EXCERPTED DATA:
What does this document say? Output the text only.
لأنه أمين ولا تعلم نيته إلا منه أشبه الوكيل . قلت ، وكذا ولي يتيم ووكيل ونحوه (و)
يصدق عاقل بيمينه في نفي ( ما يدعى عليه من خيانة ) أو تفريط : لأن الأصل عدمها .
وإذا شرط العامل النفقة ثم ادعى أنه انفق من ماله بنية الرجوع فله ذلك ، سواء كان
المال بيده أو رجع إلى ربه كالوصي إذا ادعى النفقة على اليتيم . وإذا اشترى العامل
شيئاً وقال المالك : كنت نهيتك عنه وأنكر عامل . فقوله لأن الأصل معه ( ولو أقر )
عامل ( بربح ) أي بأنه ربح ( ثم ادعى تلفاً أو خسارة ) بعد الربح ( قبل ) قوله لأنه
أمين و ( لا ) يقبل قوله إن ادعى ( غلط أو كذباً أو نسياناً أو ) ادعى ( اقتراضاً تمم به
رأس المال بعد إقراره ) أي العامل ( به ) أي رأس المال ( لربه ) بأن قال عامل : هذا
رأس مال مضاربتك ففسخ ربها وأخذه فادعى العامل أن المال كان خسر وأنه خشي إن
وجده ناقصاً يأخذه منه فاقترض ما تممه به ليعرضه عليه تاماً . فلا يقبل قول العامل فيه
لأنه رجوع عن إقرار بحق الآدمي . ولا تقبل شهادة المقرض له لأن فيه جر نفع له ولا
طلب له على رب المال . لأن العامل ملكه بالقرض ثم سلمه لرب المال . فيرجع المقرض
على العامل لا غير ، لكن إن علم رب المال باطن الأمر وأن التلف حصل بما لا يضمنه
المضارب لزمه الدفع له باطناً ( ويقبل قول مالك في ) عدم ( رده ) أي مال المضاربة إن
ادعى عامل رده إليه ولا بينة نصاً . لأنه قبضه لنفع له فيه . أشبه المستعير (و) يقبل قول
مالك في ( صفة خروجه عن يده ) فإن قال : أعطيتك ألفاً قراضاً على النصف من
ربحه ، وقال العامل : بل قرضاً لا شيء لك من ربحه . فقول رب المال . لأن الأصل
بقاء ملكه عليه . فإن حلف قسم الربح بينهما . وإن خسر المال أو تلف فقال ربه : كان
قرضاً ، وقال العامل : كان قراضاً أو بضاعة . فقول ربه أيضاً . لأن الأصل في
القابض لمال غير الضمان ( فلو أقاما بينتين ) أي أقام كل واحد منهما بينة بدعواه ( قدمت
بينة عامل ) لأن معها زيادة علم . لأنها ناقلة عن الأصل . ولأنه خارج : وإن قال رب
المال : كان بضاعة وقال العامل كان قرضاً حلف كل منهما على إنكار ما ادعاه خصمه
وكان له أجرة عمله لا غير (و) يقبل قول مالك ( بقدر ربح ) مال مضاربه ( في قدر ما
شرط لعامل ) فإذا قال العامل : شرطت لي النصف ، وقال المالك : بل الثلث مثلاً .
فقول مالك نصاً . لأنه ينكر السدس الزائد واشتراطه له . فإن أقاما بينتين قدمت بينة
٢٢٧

DIRECTIONS FOR THIS TASK: Extract the entries above verbatim.

IN RESPONSE:
What does this document say? Output the text only.
لأنه أمين ولا تعلم نيته إلا منه أشبه الوكيل . قلت ، وكذا ولي يتيم ووكيل ونحوه (و)
يصدق عاقل بيمينه في نفي ( ما يدعى عليه من خيانة ) أو تفريط : لأن الأصل عدمها .
وإذا شرط العامل النفقة ثم ادعى أنه انفق من ماله بنية الرجوع فله ذلك ، سواء كان
المال بيده أو رجع إلى ربه كالوصي إذا ادعى النفقة على اليتيم . وإذا اشترى العامل
شيئاً وقال المالك : كنت نهيتك عنه وأنكر عامل . فقوله لأن الأصل معه ( ولو أقر )
عامل ( بربح ) أي بأنه ربح ( ثم ادعى تلفاً أو خسارة ) بعد الربح ( قبل ) قوله لأنه
أمين و ( لا ) يقبل قوله إن ادعى ( غلط أو كذباً أو نسياناً أو ) ادعى ( اقتراضاً تمم به
رأس المال بعد إقراره ) أي العامل ( به ) أي رأس المال ( لربه ) بأن قال عامل : هذا
رأس مال مضاربتك ففسخ ربها وأخذه فادعى العامل أن المال كان خسر وأنه خشي إن
وجده ناقصاً يأخذه منه فاقترض ما تممه به ليعرضه عليه تاماً . فلا يقبل قول العامل فيه
لأنه رجوع عن إقرار بحق الآدمي . ولا تقبل شهادة المقرض له لأن فيه جر نفع له ولا
طلب له على رب المال . لأن العامل ملكه بالقرض ثم سلمه لرب المال . فيرجع المقرض
على العامل لا غير ، لكن إن علم رب المال باطن الأمر وأن التلف حصل بما لا يضمنه
المضارب لزمه الدفع له باطناً ( ويقبل قول مالك في ) عدم ( رده ) أي مال المضاربة إن
ادعى عامل رده إليه ولا بينة نصاً . لأنه قبضه لنفع له فيه . أشبه المستعير (و) يقبل قول
مالك في ( صفة خروجه عن يده ) فإن قال : أعطيتك ألفاً قراضاً على النصف من
ربحه ، وقال العامل : بل قرضاً لا شيء لك من ربحه . فقول رب المال . لأن الأصل
بقاء ملكه عليه . فإن حلف قسم الربح بينهما . وإن خسر المال أو تلف فقال ربه : كان
قرضاً ، وقال العامل : كان قراضاً أو بضاعة . فقول ربه أيضاً . لأن الأصل في
القابض لمال غير الضمان ( فلو أقاما بينتين ) أي أقام كل واحد منهما بينة بدعواه ( قدمت
بينة عامل ) لأن معها زيادة علم . لأنها ناقلة عن الأصل . ولأنه خارج : وإن قال رب
المال : كان بضاعة وقال العامل كان قرضاً حلف كل منهما على إنكار ما ادعاه خصمه
وكان له أجرة عمله لا غير (و) يقبل قول مالك ( بقدر ربح ) مال مضاربه ( في قدر ما
شرط لعامل ) فإذا قال العامل : شرطت لي النصف ، وقال المالك : بل الثلث مثلاً .
فقول مالك نصاً . لأنه ينكر السدس الزائد واشتراطه له . فإن أقاما بينتين قدمت بينة
٢٢٧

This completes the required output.